_CHALLENGE_
Leave out every picture and restate word for word the lines from the one with "Type out the text in this image." to the final line.

_PROVIDED MATERIAL_
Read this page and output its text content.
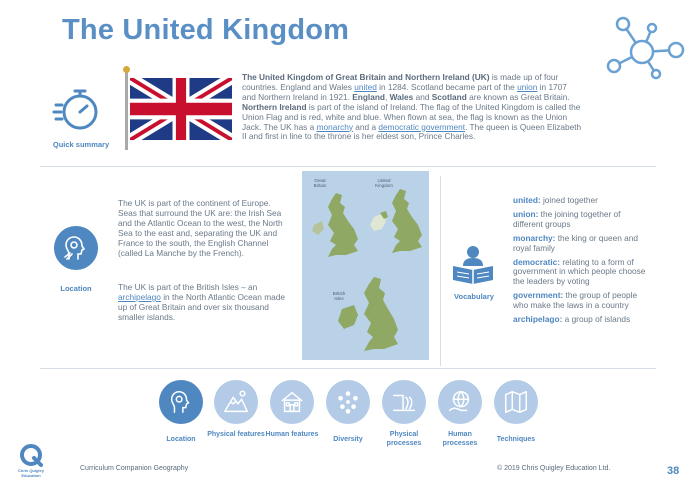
The United Kingdom
Quick summary
The United Kingdom of Great Britain and Northern Ireland (UK) is made up of four countries. England and Wales united in 1284. Scotland became part of the union in 1707 and Northern Ireland in 1921. England, Wales and Scotland are known as Great Britain. Northern Ireland is part of the island of Ireland. The flag of the United Kingdom is called the Union Flag and is red, white and blue. When flown at sea, the flag is known as the Union Jack. The UK has a monarchy and a democratic government. The queen is Queen Elizabeth II and first in line to the throne is her eldest son, Prince Charles.
Location
The UK is part of the continent of Europe. Seas that surround the UK are: the Irish Sea and the Atlantic Ocean to the west, the North Sea to the east and, separating the UK and France to the south, the English Channel (called La Manche by the French).
The UK is part of the British Isles – an archipelago in the North Atlantic Ocean made up of Great Britain and over six thousand smaller islands.
Great Britain
United Kingdom
British Isles	Vocabulary
united: joined together
union: the joining together of different groups
monarchy: the king or queen and royal family
democratic: relating to a form of government in which people choose the leaders by voting
government: the group of people who make the laws in a country
archipelago: a group of islands
Location
Physical features Human features
Diversity
Physical processes
Human processes	Techniques
Chris Quigley Education
Curriculum Companion Geography	© 2019 Chris Quigley Education Ltd.	38
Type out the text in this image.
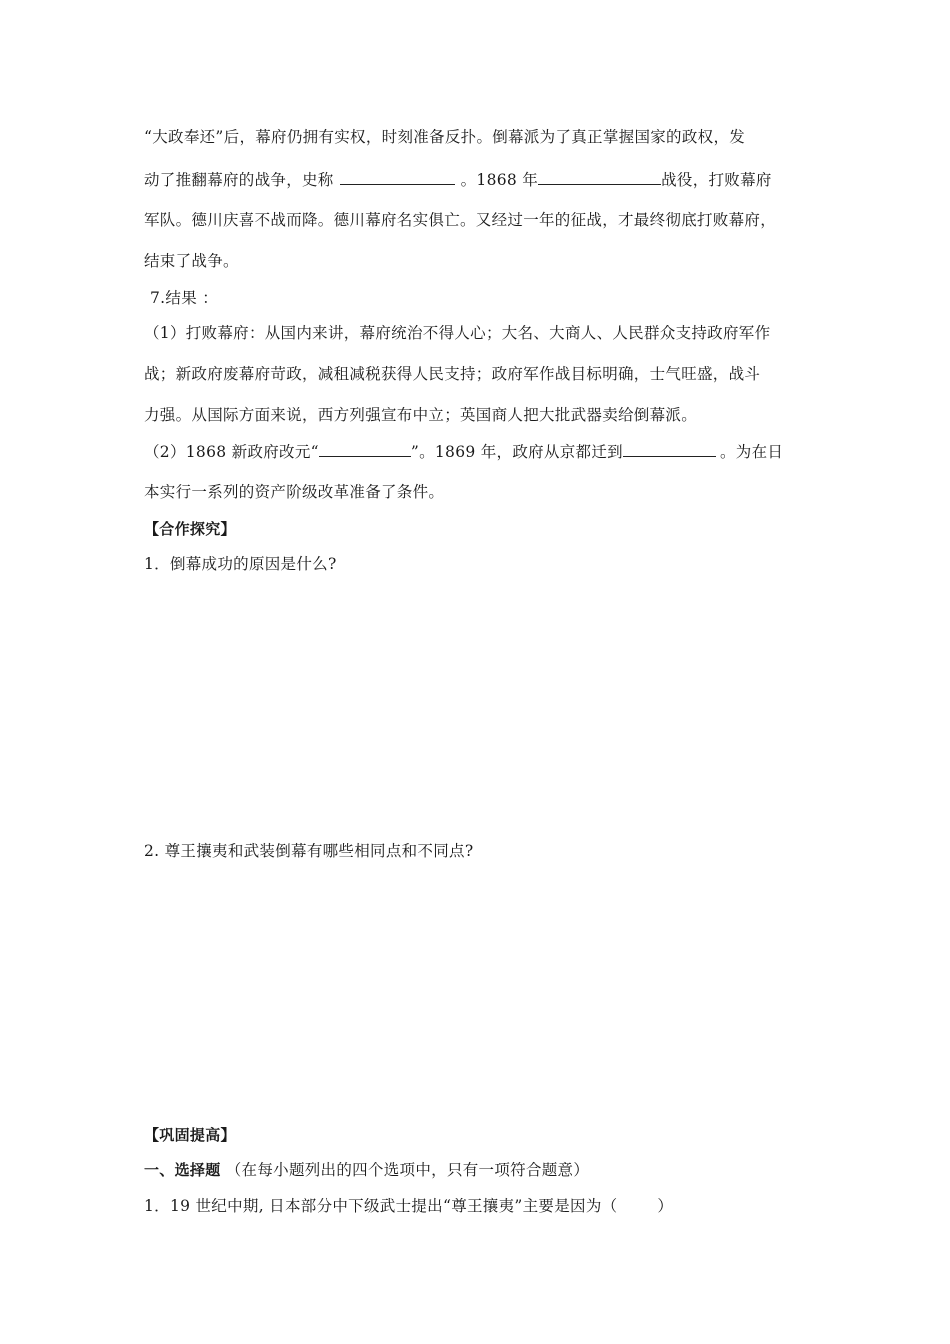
“大政奉还”后，幕府仍拥有实权，时刻准备反扑。倒幕派为了真正掌握国家的政权，发
动了推翻幕府的战争，史称	。1868 年	战役，打败幕府
军队。德川庆喜不战而降。德川幕府名实俱亡。又经过一年的征战，才最终彻底打败幕府，
结束了战争。
7.结果 ：
（1）打败幕府：从国内来讲，幕府统治不得人心；大名、大商人、人民群众支持政府军作
战；新政府废幕府苛政，减租减税获得人民支持；政府军作战目标明确，士气旺盛，战斗
力强。从国际方面来说，西方列强宣布中立；英国商人把大批武器卖给倒幕派。
（2）1868 新政府改元“	”。1869 年，政府从京都迁到	。为在日
本实行一系列的资产阶级改革准备了条件。
【合作探究】
1．倒幕成功的原因是什么?
2. 尊王攘夷和武装倒幕有哪些相同点和不同点?
【巩固提高】
一、选择题 （在每小题列出的四个选项中，只有一项符合题意）
1．19 世纪中期, 日本部分中下级武士提出“尊王攘夷”主要是因为（	）
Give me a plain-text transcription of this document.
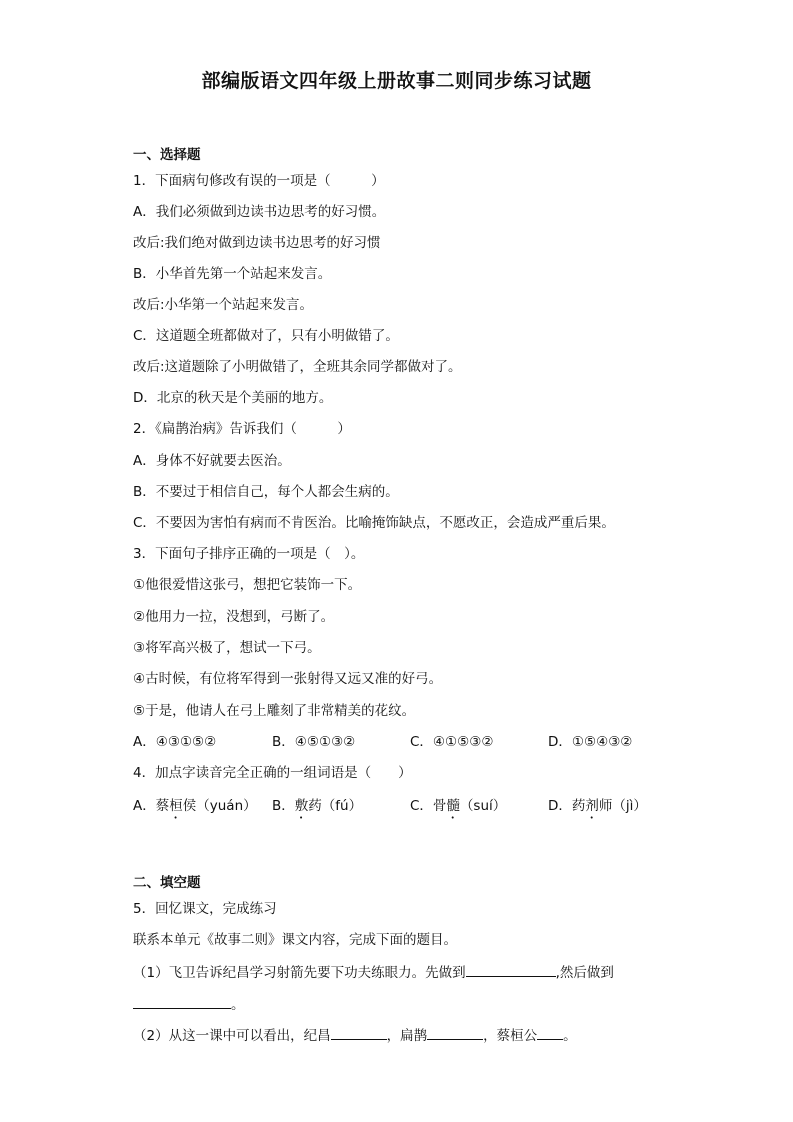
部编版语文四年级上册故事二则同步练习试题
一、选择题
1．下面病句修改有误的一项是（　　　）
A．我们必须做到边读书边思考的好习惯。
改后:我们绝对做到边读书边思考的好习惯
B．小华首先第一个站起来发言。
改后:小华第一个站起来发言。
C．这道题全班都做对了，只有小明做错了。
改后:这道题除了小明做错了，全班其余同学都做对了。
D．北京的秋天是个美丽的地方。
2．《扁鹊治病》告诉我们（　　　）
A．身体不好就要去医治。
B．不要过于相信自己，每个人都会生病的。
C．不要因为害怕有病而不肯医治。比喻掩饰缺点，不愿改正，会造成严重后果。
3．下面句子排序正确的一项是（　）。
①他很爱惜这张弓，想把它装饰一下。
②他用力一拉，没想到，弓断了。
③将军高兴极了，想试一下弓。
④古时候，有位将军得到一张射得又远又准的好弓。
⑤于是，他请人在弓上雕刻了非常精美的花纹。
A．④③①⑤②	B．④⑤①③②	C．④①⑤③②	D．①⑤④③②
4．加点字读音完全正确的一组词语是（　　）
A．蔡桓侯（yuán） B．敷药（fú）	C．骨髓（suí）	D．药剂师（jì）
二、填空题
5．回忆课文，完成练习
联系本单元《故事二则》课文内容，完成下面的题目。
（1）飞卫告诉纪昌学习射箭先要下功夫练眼力。先做到	,然后做到
。
（2）从这一课中可以看出，纪昌	，扁鹊	，蔡桓公 。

_RESULT_
Type out the text in this image.
“大政奉还”后，幕府仍拥有实权，时刻准备反扑。倒幕派为了真正掌握国家的政权，发
动了推翻幕府的战争，史称	。1868 年	战役，打败幕府
军队。德川庆喜不战而降。德川幕府名实俱亡。又经过一年的征战，才最终彻底打败幕府，
结束了战争。
7.结果 ：
（1）打败幕府：从国内来讲，幕府统治不得人心；大名、大商人、人民群众支持政府军作
战；新政府废幕府苛政，减租减税获得人民支持；政府军作战目标明确，士气旺盛，战斗
力强。从国际方面来说，西方列强宣布中立；英国商人把大批武器卖给倒幕派。
（2）1868 新政府改元“	”。1869 年，政府从京都迁到	。为在日
本实行一系列的资产阶级改革准备了条件。
【合作探究】
1．倒幕成功的原因是什么?
2. 尊王攘夷和武装倒幕有哪些相同点和不同点?
【巩固提高】
一、选择题 （在每小题列出的四个选项中，只有一项符合题意）
1．19 世纪中期, 日本部分中下级武士提出“尊王攘夷”主要是因为（	）
Give me a plain-text transcription of this document.
部编版语文四年级上册故事二则同步练习试题
一、选择题
1．下面病句修改有误的一项是（　　　）
A．我们必须做到边读书边思考的好习惯。
改后:我们绝对做到边读书边思考的好习惯
B．小华首先第一个站起来发言。
改后:小华第一个站起来发言。
C．这道题全班都做对了，只有小明做错了。
改后:这道题除了小明做错了，全班其余同学都做对了。
D．北京的秋天是个美丽的地方。
2．《扁鹊治病》告诉我们（　　　）
A．身体不好就要去医治。
B．不要过于相信自己，每个人都会生病的。
C．不要因为害怕有病而不肯医治。比喻掩饰缺点，不愿改正，会造成严重后果。
3．下面句子排序正确的一项是（　）。
①他很爱惜这张弓，想把它装饰一下。
②他用力一拉，没想到，弓断了。
③将军高兴极了，想试一下弓。
④古时候，有位将军得到一张射得又远又准的好弓。
⑤于是，他请人在弓上雕刻了非常精美的花纹。
A．④③①⑤②	B．④⑤①③②	C．④①⑤③②	D．①⑤④③②
4．加点字读音完全正确的一组词语是（　　）
A．蔡桓侯（yuán） B．敷药（fú）	C．骨髓（suí）	D．药剂师（jì）
二、填空题
5．回忆课文，完成练习
联系本单元《故事二则》课文内容，完成下面的题目。
（1）飞卫告诉纪昌学习射箭先要下功夫练眼力。先做到	,然后做到
。
（2）从这一课中可以看出，纪昌	，扁鹊	，蔡桓公 。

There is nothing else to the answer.